DIRECTIONS FOR THIS TASK:
Extract every line where the string "aerodynamic" appears.

DATA EXTRACT:
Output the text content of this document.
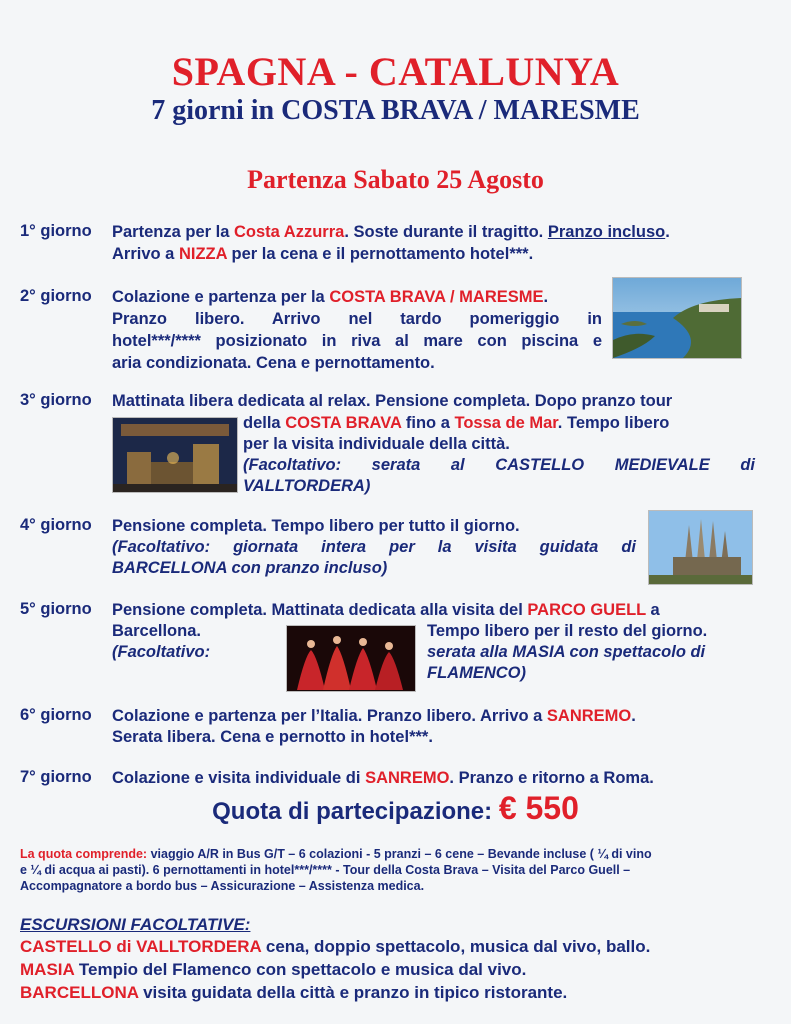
SPAGNA - CATALUNYA
7 giorni in COSTA BRAVA / MARESME
Partenza Sabato 25 Agosto
1° giorno Partenza per la Costa Azzurra. Soste durante il tragitto. Pranzo incluso.
Arrivo a NIZZA per la cena e il pernottamento hotel***.
2° giorno Colazione e partenza per la COSTA BRAVA / MARESME.
Pranzo libero. Arrivo nel tardo pomeriggio in
hotel***/**** posizionato in riva al mare con piscina e
aria condizionata. Cena e pernottamento.
3° giorno Mattinata libera dedicata al relax. Pensione completa. Dopo pranzo tour
della COSTA BRAVA fino a Tossa de Mar. Tempo libero
per la visita individuale della città.
(Facoltativo: serata al CASTELLO MEDIEVALE di
VALLTORDERA)
4° giorno Pensione completa. Tempo libero per tutto il giorno.
(Facoltativo: giornata intera per la visita guidata di
BARCELLONA con pranzo incluso)
5° giorno Pensione completa. Mattinata dedicata alla visita del PARCO GUELL a
Barcellona.	Tempo libero per il resto del giorno.
(Facoltativo:	serata alla MASIA con spettacolo di
FLAMENCO)
6° giorno Colazione e partenza per l’Italia. Pranzo libero. Arrivo a SANREMO.
Serata libera. Cena e pernotto in hotel***.
7° giorno Colazione e visita individuale di SANREMO. Pranzo e ritorno a Roma.
Quota di partecipazione: € 550
La quota comprende: viaggio A/R in Bus G/T – 6 colazioni - 5 pranzi – 6 cene – Bevande incluse ( ¼ di vino
e ¼ di acqua ai pasti). 6 pernottamenti in hotel***/**** - Tour della Costa Brava – Visita del Parco Guell –
Accompagnatore a bordo bus – Assicurazione – Assistenza medica.
ESCURSIONI FACOLTATIVE:
CASTELLO di VALLTORDERA cena, doppio spettacolo, musica dal vivo, ballo.
MASIA Tempio del Flamenco con spettacolo e musica dal vivo.
BARCELLONA visita guidata della città e pranzo in tipico ristorante.
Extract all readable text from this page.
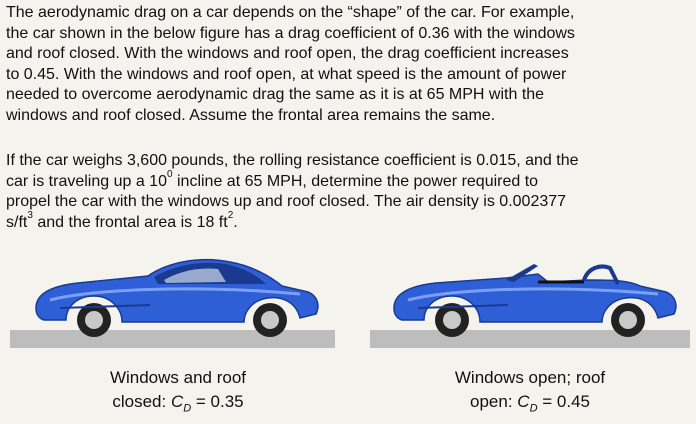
The aerodynamic drag on a car depends on the “shape” of the car. For example,
the car shown in the below figure has a drag coefficient of 0.36 with the windows
and roof closed. With the windows and roof open, the drag coefficient increases
to 0.45. With the windows and roof open, at what speed is the amount of power
needed to overcome aerodynamic drag the same as it is at 65 MPH with the
windows and roof closed. Assume the frontal area remains the same.
If the car weighs 3,600 pounds, the rolling resistance coefficient is 0.015, and the
car is traveling up a $10^0$ incline at 65 MPH, determine the power required to
propel the car with the windows up and roof closed. The air density is 0.002377
$s/ft^3$ and the frontal area is 18 $ft^2$.
Windows and roof
closed: $C_D = 0.35$
Windows open; roof
open: $C_D = 0.45$
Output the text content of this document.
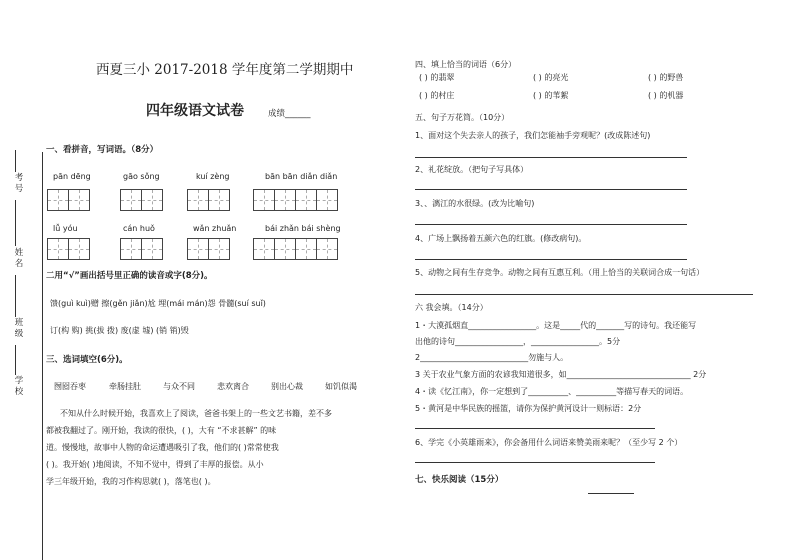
考号
姓名
班级
学校
西夏三小 2017-2018 学年度第二学期期中
四年级语文试卷	成绩______
一、看拼音，写词语。（8分）
pān dēng	gāo sǒng	kuí zèng	bān bān diǎn diǎn
lǚ yóu	cán huǒ	wǎn zhuǎn	bái zhǎn bái shèng
二用“√”画出括号里正确的读音或字(8分)。
馈(guì kuì)赠 擦(gěn jiǎn)尬 埋(mái mán)怨 骨髓(suí suǐ)
订(构 购) 挑(拔 拨) 废(虚 墟) (销 销)毁
三、选词填空(6分)。
囫囵吞枣	牵肠挂肚	与众不同	悲欢离合	别出心裁	如饥似渴
不知从什么时候开始，我喜欢上了阅读，爸爸书架上的一些文艺书籍，差不多
都被我翻过了。刚开始，我读的很快，( )，大有 “不求甚解” 的味
道。慢慢地，故事中人物的命运遭遇吸引了我，他们的( )常常使我
( )。我开始( )地阅读，不知不觉中，得到了丰厚的报偿。从小
学三年级开始，我的习作构思就( )，落笔也( )。
四、填上恰当的词语（6分）
( ) 的翡翠	( ) 的亮光	( ) 的野兽
( ) 的村庄	( ) 的苇絮	( ) 的机器
五、句子万花筒。（10分）
1、面对这个失去亲人的孩子，我们怎能袖手旁观呢？(改成陈述句)
2、礼花绽放。（把句子写具体）
3、、漓江的水很绿。(改为比喻句)
4、广场上飘扬着五颜六色的红旗。(修改病句)。
5、动物之间有生存竞争。动物之间有互惠互利。（用上恰当的关联词合成一句话）
六 我会填。（14分）
1・大漠孤烟直_________________。这是_____代的_______写的诗句。我还能写
出他的诗句_________________，_________________。5分
2___________________________勿施与人。
3 关于农业气象方面的农谚我知道很多，如_______________________________ 2分
4・读《忆江南》，你一定想到了__________、__________等描写春天的词语。
5・黄河是中华民族的摇篮，请你为保护黄河设计一则标语：2分
6、学完《小英雄雨来》，你会备用什么词语来赞美雨来呢？（至少写 2 个）
七、快乐阅读（15分）
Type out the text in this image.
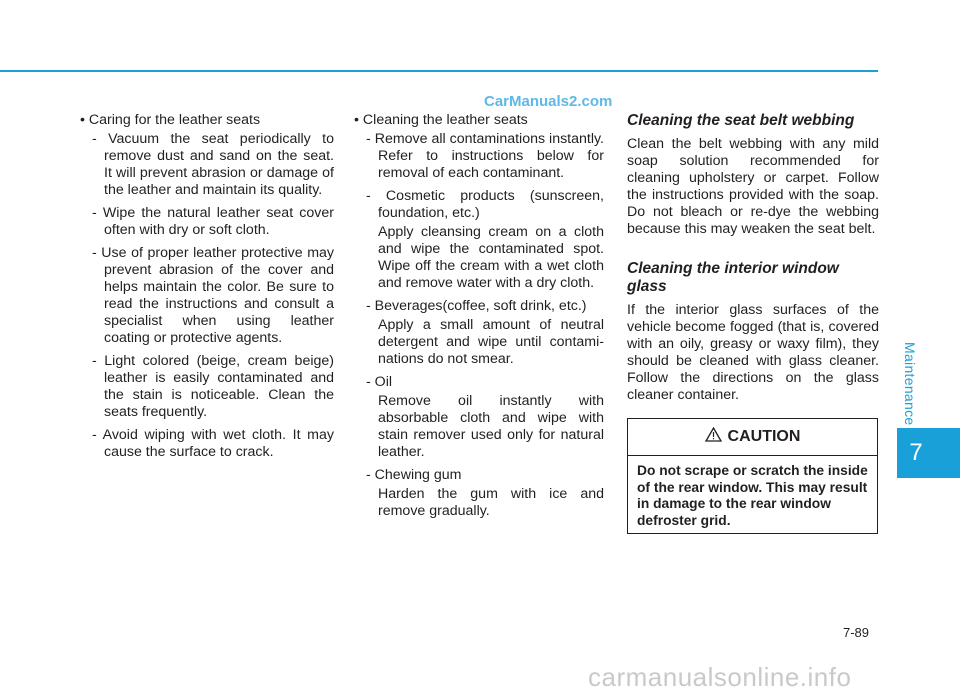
CarManuals2.com
• Caring for the leather seats
- Vacuum the seat periodically to remove dust and sand on the seat. It will prevent abrasion or damage of the leather and maintain its quality.
- Wipe the natural leather seat cover often with dry or soft cloth.
- Use of proper leather protective may prevent abrasion of the cover and helps maintain the color. Be sure to read the instructions and consult a specialist when using leather coating or protective agents.
- Light colored (beige, cream beige) leather is easily contaminated and the stain is noticeable. Clean the seats frequently.
- Avoid wiping with wet cloth. It may cause the surface to crack.
• Cleaning the leather seats
- Remove all contaminations instantly. Refer to instructions below for removal of each contaminant.
- Cosmetic products (sunscreen, foundation, etc.)
Apply cleansing cream on a cloth and wipe the contaminated spot. Wipe off the cream with a wet cloth and remove water with a dry cloth.
- Beverages(coffee, soft drink, etc.)
Apply a small amount of neutral detergent and wipe until contaminations do not smear.
- Oil
Remove oil instantly with absorbable cloth and wipe with stain remover used only for natural leather.
- Chewing gum
Harden the gum with ice and remove gradually.
Cleaning the seat belt webbing
Clean the belt webbing with any mild soap solution recommended for cleaning upholstery or carpet. Follow the instructions provided with the soap. Do not bleach or re-dye the webbing because this may weaken the seat belt.
Cleaning the interior window glass
If the interior glass surfaces of the vehicle become fogged (that is, covered with an oily, greasy or waxy film), they should be cleaned with glass cleaner. Follow the directions on the glass cleaner container.
CAUTION
Do not scrape or scratch the inside of the rear window. This may result in damage to the rear window defroster grid.
Maintenance
7
7-89
carmanualsonline.info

ANSWER TO THIS PROBLEM:
The aerodynamic drag on a car depends on the “shape” of the car. For example,
needed to overcome aerodynamic drag the same as it is at 65 MPH with the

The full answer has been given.